* **STATED EXERCISE**:
All records must be quoted exactly. Omit the pictures.

•••••

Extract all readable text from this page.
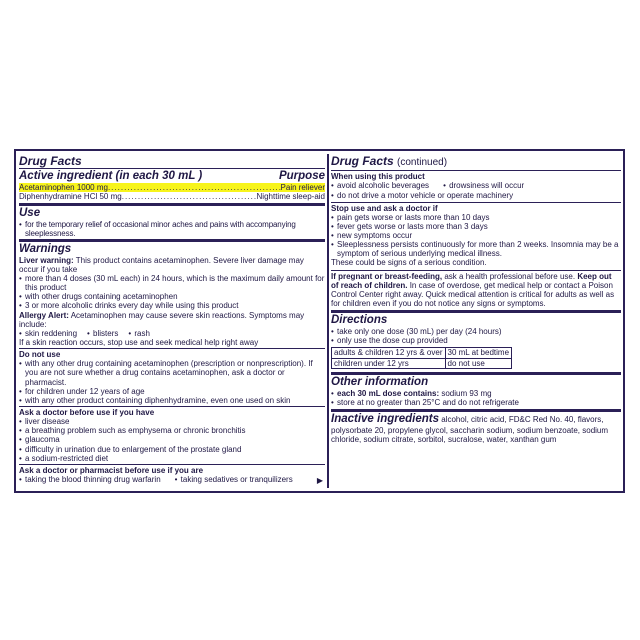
Drug Facts
Active ingredient (in each 30 mL )	Purpose
Acetaminophen 1000 mg .....	Pain reliever
Diphenhydramine HCl 50 mg .....	Nighttime sleep-aid
Use
• for the temporary relief of occasional minor aches and pains with accompanying sleeplessness.
Warnings
Liver warning: This product contains acetaminophen. Severe liver damage may occur if you take
• more than 4 doses (30 mL each) in 24 hours, which is the maximum daily amount for this product
• with other drugs containing acetaminophen
• 3 or more alcoholic drinks every day while using this product
Allergy Alert: Acetaminophen may cause severe skin reactions. Symptoms may include:
• skin reddening	• blisters	• rash
If a skin reaction occurs, stop use and seek medical help right away
Do not use
• with any other drug containing acetaminophen (prescription or nonprescription). If you are not sure whether a drug contains acetaminophen, ask a doctor or pharmacist.
• for children under 12 years of age
• with any other product containing diphenhydramine, even one used on skin
Ask a doctor before use if you have
• liver disease
• a breathing problem such as emphysema or chronic bronchitis
• glaucoma
• difficulty in urination due to enlargement of the prostate gland
• a sodium-restricted diet
Ask a doctor or pharmacist before use if you are
• taking the blood thinning drug warfarin	• taking sedatives or tranquilizers	▶
Drug Facts (continued)
When using this product
• avoid alcoholic beverages	• drowsiness will occur
• do not drive a motor vehicle or operate machinery
Stop use and ask a doctor if
• pain gets worse or lasts more than 10 days
• fever gets worse or lasts more than 3 days
• new symptoms occur
• Sleeplessness persists continuously for more than 2 weeks. Insomnia may be a symptom of serious underlying medical illness.
These could be signs of a serious condition.
If pregnant or breast-feeding, ask a health professional before use. Keep out of reach of children. In case of overdose, get medical help or contact a Poison Control Center right away. Quick medical attention is critical for adults as well as for children even if you do not notice any signs or symptoms.
Directions
• take only one dose (30 mL) per day (24 hours)
• only use the dose cup provided
adults & children 12 yrs & over	30 mL at bedtime
children under 12 yrs	do not use
Other information
• each 30 mL dose contains: sodium 93 mg
• store at no greater than 25°C and do not refrigerate
Inactive ingredients alcohol, citric acid, FD&C Red No. 40, flavors, polysorbate 20, propylene glycol, saccharin sodium, sodium benzoate, sodium chloride, sodium citrate, sorbitol, sucralose, water, xanthan gum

•••••

* **FULL RESPONSE**:
Extract all readable text from this page.
Drug Facts
Active ingredient (in each 30 mL )	Purpose
Acetaminophen 1000 mg .....	Pain reliever
Diphenhydramine HCl 50 mg .....	Nighttime sleep-aid
Use
• for the temporary relief of occasional minor aches and pains with accompanying sleeplessness.
Warnings
Liver warning: This product contains acetaminophen. Severe liver damage may occur if you take
• more than 4 doses (30 mL each) in 24 hours, which is the maximum daily amount for this product
• with other drugs containing acetaminophen
• 3 or more alcoholic drinks every day while using this product
Allergy Alert: Acetaminophen may cause severe skin reactions. Symptoms may include:
• skin reddening	• blisters	• rash
If a skin reaction occurs, stop use and seek medical help right away
Do not use
• with any other drug containing acetaminophen (prescription or nonprescription). If you are not sure whether a drug contains acetaminophen, ask a doctor or pharmacist.
• for children under 12 years of age
• with any other product containing diphenhydramine, even one used on skin
Ask a doctor before use if you have
• liver disease
• a breathing problem such as emphysema or chronic bronchitis
• glaucoma
• difficulty in urination due to enlargement of the prostate gland
• a sodium-restricted diet
Ask a doctor or pharmacist before use if you are
• taking the blood thinning drug warfarin	• taking sedatives or tranquilizers	▶
Drug Facts (continued)
When using this product
• avoid alcoholic beverages	• drowsiness will occur
• do not drive a motor vehicle or operate machinery
Stop use and ask a doctor if
• pain gets worse or lasts more than 10 days
• fever gets worse or lasts more than 3 days
• new symptoms occur
• Sleeplessness persists continuously for more than 2 weeks. Insomnia may be a symptom of serious underlying medical illness.
These could be signs of a serious condition.
If pregnant or breast-feeding, ask a health professional before use. Keep out of reach of children. In case of overdose, get medical help or contact a Poison Control Center right away. Quick medical attention is critical for adults as well as for children even if you do not notice any signs or symptoms.
Directions
• take only one dose (30 mL) per day (24 hours)
• only use the dose cup provided
adults & children 12 yrs & over	30 mL at bedtime
children under 12 yrs	do not use
Other information
• each 30 mL dose contains: sodium 93 mg
• store at no greater than 25°C and do not refrigerate
Inactive ingredients alcohol, citric acid, FD&C Red No. 40, flavors, polysorbate 20, propylene glycol, saccharin sodium, sodium benzoate, sodium chloride, sodium citrate, sorbitol, sucralose, water, xanthan gum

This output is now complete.